**WHAT THE TASK ASKS:** Output each line of the listing below as a JSON list of strings, one string per line, skipping any blank lines.

Entries for labeled regions:
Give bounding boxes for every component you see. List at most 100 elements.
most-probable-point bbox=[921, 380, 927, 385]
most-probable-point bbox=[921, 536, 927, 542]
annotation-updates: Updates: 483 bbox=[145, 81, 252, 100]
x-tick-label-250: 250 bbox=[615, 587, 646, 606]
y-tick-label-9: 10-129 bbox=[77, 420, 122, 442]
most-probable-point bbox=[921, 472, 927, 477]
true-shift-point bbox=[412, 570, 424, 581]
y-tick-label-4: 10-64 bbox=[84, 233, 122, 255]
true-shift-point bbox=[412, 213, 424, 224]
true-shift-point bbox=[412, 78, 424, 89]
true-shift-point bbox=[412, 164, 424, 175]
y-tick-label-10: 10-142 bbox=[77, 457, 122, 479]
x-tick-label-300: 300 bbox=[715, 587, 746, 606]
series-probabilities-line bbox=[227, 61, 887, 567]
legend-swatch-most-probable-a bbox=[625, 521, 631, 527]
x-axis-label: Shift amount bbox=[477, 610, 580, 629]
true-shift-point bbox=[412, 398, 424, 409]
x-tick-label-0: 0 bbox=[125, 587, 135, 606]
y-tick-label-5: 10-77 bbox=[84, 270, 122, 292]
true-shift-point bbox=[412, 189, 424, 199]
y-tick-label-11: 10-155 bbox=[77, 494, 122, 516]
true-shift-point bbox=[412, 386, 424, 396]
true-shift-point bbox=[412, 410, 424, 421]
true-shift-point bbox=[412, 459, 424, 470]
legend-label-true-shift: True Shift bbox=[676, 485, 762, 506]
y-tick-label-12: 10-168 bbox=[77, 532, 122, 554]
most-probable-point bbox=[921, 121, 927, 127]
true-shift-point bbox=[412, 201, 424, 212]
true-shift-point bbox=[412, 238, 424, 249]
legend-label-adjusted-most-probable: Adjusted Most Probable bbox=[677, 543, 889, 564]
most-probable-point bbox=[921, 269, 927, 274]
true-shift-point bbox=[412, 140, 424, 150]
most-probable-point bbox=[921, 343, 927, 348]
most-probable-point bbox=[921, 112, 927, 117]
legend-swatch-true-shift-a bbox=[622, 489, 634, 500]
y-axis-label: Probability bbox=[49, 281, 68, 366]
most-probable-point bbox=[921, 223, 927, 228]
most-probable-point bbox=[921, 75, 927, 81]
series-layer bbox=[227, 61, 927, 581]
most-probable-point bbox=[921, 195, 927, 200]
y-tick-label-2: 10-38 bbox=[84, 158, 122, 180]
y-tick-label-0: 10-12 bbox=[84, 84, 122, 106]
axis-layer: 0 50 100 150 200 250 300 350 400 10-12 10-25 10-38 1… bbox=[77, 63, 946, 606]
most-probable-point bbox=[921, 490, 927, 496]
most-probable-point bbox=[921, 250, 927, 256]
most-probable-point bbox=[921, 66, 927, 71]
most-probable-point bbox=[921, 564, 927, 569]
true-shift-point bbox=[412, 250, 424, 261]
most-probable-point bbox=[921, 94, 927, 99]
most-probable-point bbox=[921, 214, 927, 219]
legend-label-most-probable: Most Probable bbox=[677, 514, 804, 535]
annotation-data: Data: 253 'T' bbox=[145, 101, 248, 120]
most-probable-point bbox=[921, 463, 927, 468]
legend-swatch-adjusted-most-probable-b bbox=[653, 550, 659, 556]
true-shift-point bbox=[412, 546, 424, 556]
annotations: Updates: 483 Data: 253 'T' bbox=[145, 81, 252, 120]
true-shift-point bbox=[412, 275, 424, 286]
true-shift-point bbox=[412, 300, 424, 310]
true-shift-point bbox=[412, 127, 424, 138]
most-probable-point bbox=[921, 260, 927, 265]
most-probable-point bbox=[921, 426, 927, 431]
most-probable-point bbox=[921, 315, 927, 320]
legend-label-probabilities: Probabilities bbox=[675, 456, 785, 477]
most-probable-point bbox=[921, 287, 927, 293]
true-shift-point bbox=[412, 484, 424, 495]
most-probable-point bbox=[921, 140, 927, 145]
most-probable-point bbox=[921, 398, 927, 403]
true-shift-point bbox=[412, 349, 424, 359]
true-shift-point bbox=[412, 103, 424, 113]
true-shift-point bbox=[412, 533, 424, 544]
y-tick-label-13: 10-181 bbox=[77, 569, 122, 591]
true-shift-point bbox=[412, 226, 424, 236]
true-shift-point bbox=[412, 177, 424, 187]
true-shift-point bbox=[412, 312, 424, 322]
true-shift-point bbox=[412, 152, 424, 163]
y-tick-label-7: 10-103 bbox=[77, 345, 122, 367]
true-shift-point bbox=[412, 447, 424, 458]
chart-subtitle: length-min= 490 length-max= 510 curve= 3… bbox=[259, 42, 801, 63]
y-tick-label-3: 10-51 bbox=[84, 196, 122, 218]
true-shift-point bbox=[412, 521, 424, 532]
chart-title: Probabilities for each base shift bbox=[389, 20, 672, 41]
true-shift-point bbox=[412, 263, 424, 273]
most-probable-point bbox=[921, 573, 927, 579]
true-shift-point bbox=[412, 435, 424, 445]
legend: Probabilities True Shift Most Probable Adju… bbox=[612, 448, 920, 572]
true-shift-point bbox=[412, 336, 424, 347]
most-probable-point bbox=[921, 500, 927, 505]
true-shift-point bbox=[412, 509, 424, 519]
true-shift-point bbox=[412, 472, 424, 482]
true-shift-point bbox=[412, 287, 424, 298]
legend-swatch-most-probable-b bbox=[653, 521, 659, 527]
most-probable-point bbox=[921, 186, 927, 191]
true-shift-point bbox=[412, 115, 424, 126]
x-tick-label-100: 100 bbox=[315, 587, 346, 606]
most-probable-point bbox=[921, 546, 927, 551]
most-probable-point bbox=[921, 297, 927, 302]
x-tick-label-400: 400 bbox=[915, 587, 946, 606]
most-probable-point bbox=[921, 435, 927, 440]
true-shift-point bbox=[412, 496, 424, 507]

**FULL OUTPUT:**
[
  "Give bounding boxes for every component you see. List at most 100 elements.",
  "most-probable-point bbox=[921, 380, 927, 385]",
  "most-probable-point bbox=[921, 536, 927, 542]",
  "annotation-updates: Updates: 483 bbox=[145, 81, 252, 100]",
  "x-tick-label-250: 250 bbox=[615, 587, 646, 606]",
  "y-tick-label-9: 10-129 bbox=[77, 420, 122, 442]",
  "most-probable-point bbox=[921, 472, 927, 477]",
  "true-shift-point bbox=[412, 570, 424, 581]",
  "y-tick-label-4: 10-64 bbox=[84, 233, 122, 255]",
  "true-shift-point bbox=[412, 213, 424, 224]",
  "true-shift-point bbox=[412, 78, 424, 89]",
  "true-shift-point bbox=[412, 164, 424, 175]",
  "y-tick-label-10: 10-142 bbox=[77, 457, 122, 479]",
  "x-tick-label-300: 300 bbox=[715, 587, 746, 606]",
  "series-probabilities-line bbox=[227, 61, 887, 567]",
  "legend-swatch-most-probable-a bbox=[625, 521, 631, 527]",
  "x-axis-label: Shift amount bbox=[477, 610, 580, 629]",
  "true-shift-point bbox=[412, 398, 424, 409]",
  "x-tick-label-0: 0 bbox=[125, 587, 135, 606]",
  "y-tick-label-5: 10-77 bbox=[84, 270, 122, 292]",
  "true-shift-point bbox=[412, 189, 424, 199]",
  "y-tick-label-11: 10-155 bbox=[77, 494, 122, 516]",
  "true-shift-point bbox=[412, 386, 424, 396]",
  "true-shift-point bbox=[412, 410, 424, 421]",
  "true-shift-point bbox=[412, 459, 424, 470]",
  "legend-label-true-shift: True Shift bbox=[676, 485, 762, 506]",
  "y-tick-label-12: 10-168 bbox=[77, 532, 122, 554]",
  "most-probable-point bbox=[921, 121, 927, 127]",
  "true-shift-point bbox=[412, 201, 424, 212]",
  "true-shift-point bbox=[412, 238, 424, 249]",
  "legend-label-adjusted-most-probable: Adjusted Most Probable bbox=[677, 543, 889, 564]",
  "most-probable-point bbox=[921, 269, 927, 274]",
  "true-shift-point bbox=[412, 140, 424, 150]",
  "most-probable-point bbox=[921, 343, 927, 348]",
  "most-probable-point bbox=[921, 112, 927, 117]",
  "legend-swatch-true-shift-a bbox=[622, 489, 634, 500]",
  "y-axis-label: Probability bbox=[49, 281, 68, 366]",
  "most-probable-point bbox=[921, 223, 927, 228]",
  "most-probable-point bbox=[921, 75, 927, 81]",
  "series-layer bbox=[227, 61, 927, 581]",
  "most-probable-point bbox=[921, 195, 927, 200]",
  "y-tick-label-2: 10-38 bbox=[84, 158, 122, 180]",
  "y-tick-label-0: 10-12 bbox=[84, 84, 122, 106]",
  "axis-layer: 0 50 100 150 200 250 300 350 400 10-12 10-25 10-38 1… bbox=[77, 63, 946, 606]",
  "most-probable-point bbox=[921, 490, 927, 496]",
  "most-probable-point bbox=[921, 250, 927, 256]",
  "most-probable-point bbox=[921, 66, 927, 71]",
  "most-probable-point bbox=[921, 564, 927, 569]",
  "true-shift-point bbox=[412, 250, 424, 261]",
  "most-probable-point bbox=[921, 94, 927, 99]",
  "most-probable-point bbox=[921, 214, 927, 219]",
  "legend-label-most-probable: Most Probable bbox=[677, 514, 804, 535]",
  "annotation-data: Data: 253 'T' bbox=[145, 101, 248, 120]",
  "most-probable-point bbox=[921, 463, 927, 468]",
  "legend-swatch-adjusted-most-probable-b bbox=[653, 550, 659, 556]",
  "true-shift-point bbox=[412, 546, 424, 556]",
  "annotations: Updates: 483 Data: 253 'T' bbox=[145, 81, 252, 120]",
  "true-shift-point bbox=[412, 275, 424, 286]",
  "true-shift-point bbox=[412, 300, 424, 310]",
  "true-shift-point bbox=[412, 127, 424, 138]",
  "most-probable-point bbox=[921, 260, 927, 265]",
  "most-probable-point bbox=[921, 426, 927, 431]",
  "most-probable-point bbox=[921, 315, 927, 320]",
  "legend-label-probabilities: Probabilities bbox=[675, 456, 785, 477]",
  "most-probable-point bbox=[921, 287, 927, 293]",
  "true-shift-point bbox=[412, 484, 424, 495]",
  "most-probable-point bbox=[921, 140, 927, 145]",
  "most-probable-point bbox=[921, 398, 927, 403]",
  "true-shift-point bbox=[412, 349, 424, 359]",
  "true-shift-point bbox=[412, 103, 424, 113]",
  "true-shift-point bbox=[412, 533, 424, 544]",
  "y-tick-label-13: 10-181 bbox=[77, 569, 122, 591]",
  "true-shift-point bbox=[412, 226, 424, 236]",
  "true-shift-point bbox=[412, 177, 424, 187]",
  "true-shift-point bbox=[412, 312, 424, 322]",
  "true-shift-point bbox=[412, 152, 424, 163]",
  "y-tick-label-7: 10-103 bbox=[77, 345, 122, 367]",
  "true-shift-point bbox=[412, 447, 424, 458]",
  "chart-subtitle: length-min= 490 length-max= 510 curve= 3… bbox=[259, 42, 801, 63]",
  "y-tick-label-3: 10-51 bbox=[84, 196, 122, 218]",
  "true-shift-point bbox=[412, 521, 424, 532]",
  "chart-title: Probabilities for each base shift bbox=[389, 20, 672, 41]",
  "true-shift-point bbox=[412, 263, 424, 273]",
  "most-probable-point bbox=[921, 573, 927, 579]",
  "true-shift-point bbox=[412, 435, 424, 445]",
  "legend: Probabilities True Shift Most Probable Adju… bbox=[612, 448, 920, 572]",
  "true-shift-point bbox=[412, 336, 424, 347]",
  "most-probable-point bbox=[921, 500, 927, 505]",
  "true-shift-point bbox=[412, 509, 424, 519]",
  "true-shift-point bbox=[412, 472, 424, 482]",
  "true-shift-point bbox=[412, 287, 424, 298]",
  "legend-swatch-most-probable-b bbox=[653, 521, 659, 527]",
  "most-probable-point bbox=[921, 186, 927, 191]",
  "true-shift-point bbox=[412, 115, 424, 126]",
  "x-tick-label-100: 100 bbox=[315, 587, 346, 606]",
  "most-probable-point bbox=[921, 546, 927, 551]",
  "most-probable-point bbox=[921, 297, 927, 302]",
  "x-tick-label-400: 400 bbox=[915, 587, 946, 606]",
  "most-probable-point bbox=[921, 435, 927, 440]",
  "true-shift-point bbox=[412, 496, 424, 507]"
]